◆ WORK REQUIRED
Copy each of these records out line for line, changing nothing.

◆ RECORDED INFORMATION

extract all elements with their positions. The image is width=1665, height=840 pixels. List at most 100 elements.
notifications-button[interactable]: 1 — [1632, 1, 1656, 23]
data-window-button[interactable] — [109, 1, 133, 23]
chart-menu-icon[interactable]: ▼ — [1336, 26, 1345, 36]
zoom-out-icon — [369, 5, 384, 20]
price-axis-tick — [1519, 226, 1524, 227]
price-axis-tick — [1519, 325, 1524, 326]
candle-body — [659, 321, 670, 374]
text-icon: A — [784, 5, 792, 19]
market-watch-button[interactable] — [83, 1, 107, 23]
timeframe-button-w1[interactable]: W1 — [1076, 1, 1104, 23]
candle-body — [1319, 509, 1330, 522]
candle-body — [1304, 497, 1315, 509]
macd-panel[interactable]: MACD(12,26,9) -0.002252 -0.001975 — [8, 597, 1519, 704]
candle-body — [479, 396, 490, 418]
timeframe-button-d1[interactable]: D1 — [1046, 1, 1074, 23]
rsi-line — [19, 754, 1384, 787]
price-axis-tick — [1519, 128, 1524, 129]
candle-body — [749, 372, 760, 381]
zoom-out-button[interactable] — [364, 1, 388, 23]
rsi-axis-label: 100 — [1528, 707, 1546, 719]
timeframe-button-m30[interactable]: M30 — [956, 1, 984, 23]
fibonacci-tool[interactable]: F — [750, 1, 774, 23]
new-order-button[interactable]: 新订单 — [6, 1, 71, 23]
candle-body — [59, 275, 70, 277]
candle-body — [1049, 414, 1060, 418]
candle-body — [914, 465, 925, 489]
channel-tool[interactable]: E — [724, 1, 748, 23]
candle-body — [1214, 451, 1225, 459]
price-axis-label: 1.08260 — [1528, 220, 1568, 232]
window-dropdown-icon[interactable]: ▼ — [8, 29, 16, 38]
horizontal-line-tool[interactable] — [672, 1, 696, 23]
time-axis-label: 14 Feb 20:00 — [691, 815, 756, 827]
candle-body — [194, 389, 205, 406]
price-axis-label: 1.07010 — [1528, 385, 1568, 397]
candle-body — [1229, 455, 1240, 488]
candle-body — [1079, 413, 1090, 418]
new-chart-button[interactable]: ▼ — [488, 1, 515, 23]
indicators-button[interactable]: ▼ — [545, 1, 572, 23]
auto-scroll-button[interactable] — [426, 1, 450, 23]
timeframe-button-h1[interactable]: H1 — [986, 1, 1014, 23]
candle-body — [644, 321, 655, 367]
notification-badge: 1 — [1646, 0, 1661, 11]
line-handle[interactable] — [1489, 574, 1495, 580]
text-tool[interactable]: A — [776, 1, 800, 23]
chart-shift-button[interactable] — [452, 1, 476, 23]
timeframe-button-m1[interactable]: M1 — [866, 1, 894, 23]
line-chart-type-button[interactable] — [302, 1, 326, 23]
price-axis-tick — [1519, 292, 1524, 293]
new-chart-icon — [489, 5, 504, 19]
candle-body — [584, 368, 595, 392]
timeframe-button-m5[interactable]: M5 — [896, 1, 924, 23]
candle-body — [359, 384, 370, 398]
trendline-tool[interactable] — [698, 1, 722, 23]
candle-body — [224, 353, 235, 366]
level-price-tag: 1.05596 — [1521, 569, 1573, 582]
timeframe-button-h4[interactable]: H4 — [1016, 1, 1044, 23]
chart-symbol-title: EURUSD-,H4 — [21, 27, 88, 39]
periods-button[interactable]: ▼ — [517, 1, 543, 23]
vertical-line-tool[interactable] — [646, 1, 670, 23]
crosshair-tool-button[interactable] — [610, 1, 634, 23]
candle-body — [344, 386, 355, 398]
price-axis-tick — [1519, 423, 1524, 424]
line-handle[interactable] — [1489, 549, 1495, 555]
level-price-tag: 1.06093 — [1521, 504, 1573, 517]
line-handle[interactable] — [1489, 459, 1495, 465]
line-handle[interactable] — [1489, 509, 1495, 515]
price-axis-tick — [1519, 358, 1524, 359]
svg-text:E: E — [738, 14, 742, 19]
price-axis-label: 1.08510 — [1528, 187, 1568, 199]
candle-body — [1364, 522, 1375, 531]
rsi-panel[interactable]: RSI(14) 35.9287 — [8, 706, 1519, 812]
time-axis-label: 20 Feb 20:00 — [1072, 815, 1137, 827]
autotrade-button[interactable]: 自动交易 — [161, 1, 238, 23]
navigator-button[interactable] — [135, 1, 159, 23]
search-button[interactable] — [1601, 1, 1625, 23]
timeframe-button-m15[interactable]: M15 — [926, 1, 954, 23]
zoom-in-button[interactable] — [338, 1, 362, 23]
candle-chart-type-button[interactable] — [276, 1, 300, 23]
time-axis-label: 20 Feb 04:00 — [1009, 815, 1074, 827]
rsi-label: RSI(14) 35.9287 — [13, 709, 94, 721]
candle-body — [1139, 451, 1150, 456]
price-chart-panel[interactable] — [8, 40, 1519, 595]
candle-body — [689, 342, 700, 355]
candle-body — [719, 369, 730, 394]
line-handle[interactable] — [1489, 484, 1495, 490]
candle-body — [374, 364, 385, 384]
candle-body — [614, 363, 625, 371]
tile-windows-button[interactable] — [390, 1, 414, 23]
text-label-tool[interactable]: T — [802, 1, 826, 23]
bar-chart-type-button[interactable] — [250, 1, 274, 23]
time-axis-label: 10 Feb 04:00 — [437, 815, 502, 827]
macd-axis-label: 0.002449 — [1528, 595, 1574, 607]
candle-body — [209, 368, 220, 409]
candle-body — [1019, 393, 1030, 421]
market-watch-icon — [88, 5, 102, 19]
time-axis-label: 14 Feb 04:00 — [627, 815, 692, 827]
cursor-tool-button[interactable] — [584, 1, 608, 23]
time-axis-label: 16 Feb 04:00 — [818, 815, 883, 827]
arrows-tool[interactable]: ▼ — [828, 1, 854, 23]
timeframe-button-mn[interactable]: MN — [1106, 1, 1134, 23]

◆ SOLUTION
extract all elements with their positions. The image is width=1665, height=840 pixels. List at most 100 elements.
notifications-button[interactable]: 1 — [1632, 1, 1656, 23]
data-window-button[interactable] — [109, 1, 133, 23]
chart-menu-icon[interactable]: ▼ — [1336, 26, 1345, 36]
zoom-out-icon — [369, 5, 384, 20]
price-axis-tick — [1519, 226, 1524, 227]
price-axis-tick — [1519, 325, 1524, 326]
candle-body — [659, 321, 670, 374]
text-icon: A — [784, 5, 792, 19]
market-watch-button[interactable] — [83, 1, 107, 23]
timeframe-button-w1[interactable]: W1 — [1076, 1, 1104, 23]
candle-body — [1319, 509, 1330, 522]
candle-body — [1304, 497, 1315, 509]
macd-panel[interactable]: MACD(12,26,9) -0.002252 -0.001975 — [8, 597, 1519, 704]
candle-body — [479, 396, 490, 418]
timeframe-button-d1[interactable]: D1 — [1046, 1, 1074, 23]
rsi-line — [19, 754, 1384, 787]
price-axis-tick — [1519, 128, 1524, 129]
candle-body — [749, 372, 760, 381]
zoom-out-button[interactable] — [364, 1, 388, 23]
rsi-axis-label: 100 — [1528, 707, 1546, 719]
timeframe-button-m30[interactable]: M30 — [956, 1, 984, 23]
fibonacci-tool[interactable]: F — [750, 1, 774, 23]
new-order-button[interactable]: 新订单 — [6, 1, 71, 23]
candle-body — [59, 275, 70, 277]
candle-body — [1049, 414, 1060, 418]
candle-body — [914, 465, 925, 489]
channel-tool[interactable]: E — [724, 1, 748, 23]
candle-body — [1214, 451, 1225, 459]
price-axis-label: 1.08260 — [1528, 220, 1568, 232]
window-dropdown-icon[interactable]: ▼ — [8, 29, 16, 38]
horizontal-line-tool[interactable] — [672, 1, 696, 23]
time-axis-label: 14 Feb 20:00 — [691, 815, 756, 827]
candle-body — [194, 389, 205, 406]
price-axis-label: 1.07010 — [1528, 385, 1568, 397]
candle-body — [1229, 455, 1240, 488]
candle-body — [1079, 413, 1090, 418]
new-chart-button[interactable]: ▼ — [488, 1, 515, 23]
indicators-button[interactable]: ▼ — [545, 1, 572, 23]
auto-scroll-button[interactable] — [426, 1, 450, 23]
timeframe-button-h1[interactable]: H1 — [986, 1, 1014, 23]
candle-body — [644, 321, 655, 367]
notification-badge: 1 — [1646, 0, 1661, 11]
line-handle[interactable] — [1489, 574, 1495, 580]
text-tool[interactable]: A — [776, 1, 800, 23]
chart-shift-button[interactable] — [452, 1, 476, 23]
timeframe-button-m1[interactable]: M1 — [866, 1, 894, 23]
line-chart-type-button[interactable] — [302, 1, 326, 23]
price-axis-tick — [1519, 292, 1524, 293]
new-chart-icon — [489, 5, 504, 19]
candle-body — [584, 368, 595, 392]
timeframe-button-m5[interactable]: M5 — [896, 1, 924, 23]
candle-body — [359, 384, 370, 398]
trendline-tool[interactable] — [698, 1, 722, 23]
candle-body — [224, 353, 235, 366]
level-price-tag: 1.05596 — [1521, 569, 1573, 582]
timeframe-button-h4[interactable]: H4 — [1016, 1, 1044, 23]
chart-symbol-title: EURUSD-,H4 — [21, 27, 88, 39]
periods-button[interactable]: ▼ — [517, 1, 543, 23]
vertical-line-tool[interactable] — [646, 1, 670, 23]
crosshair-tool-button[interactable] — [610, 1, 634, 23]
candle-body — [344, 386, 355, 398]
price-axis-tick — [1519, 423, 1524, 424]
line-handle[interactable] — [1489, 549, 1495, 555]
level-price-tag: 1.06093 — [1521, 504, 1573, 517]
line-handle[interactable] — [1489, 459, 1495, 465]
line-handle[interactable] — [1489, 509, 1495, 515]
price-axis-tick — [1519, 358, 1524, 359]
svg-text:E: E — [738, 14, 742, 19]
price-axis-label: 1.08510 — [1528, 187, 1568, 199]
candle-body — [1364, 522, 1375, 531]
rsi-panel[interactable]: RSI(14) 35.9287 — [8, 706, 1519, 812]
time-axis-label: 20 Feb 20:00 — [1072, 815, 1137, 827]
autotrade-button[interactable]: 自动交易 — [161, 1, 238, 23]
navigator-button[interactable] — [135, 1, 159, 23]
search-button[interactable] — [1601, 1, 1625, 23]
timeframe-button-m15[interactable]: M15 — [926, 1, 954, 23]
zoom-in-button[interactable] — [338, 1, 362, 23]
candle-chart-type-button[interactable] — [276, 1, 300, 23]
time-axis-label: 20 Feb 04:00 — [1009, 815, 1074, 827]
rsi-label: RSI(14) 35.9287 — [13, 709, 94, 721]
candle-body — [1139, 451, 1150, 456]
price-chart-panel[interactable] — [8, 40, 1519, 595]
candle-body — [689, 342, 700, 355]
candle-body — [719, 369, 730, 394]
line-handle[interactable] — [1489, 484, 1495, 490]
candle-body — [374, 364, 385, 384]
candle-body — [614, 363, 625, 371]
tile-windows-button[interactable] — [390, 1, 414, 23]
text-label-tool[interactable]: T — [802, 1, 826, 23]
bar-chart-type-button[interactable] — [250, 1, 274, 23]
time-axis-label: 10 Feb 04:00 — [437, 815, 502, 827]
macd-axis-label: 0.002449 — [1528, 595, 1574, 607]
candle-body — [209, 368, 220, 409]
candle-body — [1019, 393, 1030, 421]
market-watch-icon — [88, 5, 102, 19]
time-axis-label: 14 Feb 04:00 — [627, 815, 692, 827]
cursor-tool-button[interactable] — [584, 1, 608, 23]
time-axis-label: 16 Feb 04:00 — [818, 815, 883, 827]
arrows-tool[interactable]: ▼ — [828, 1, 854, 23]
timeframe-button-mn[interactable]: MN — [1106, 1, 1134, 23]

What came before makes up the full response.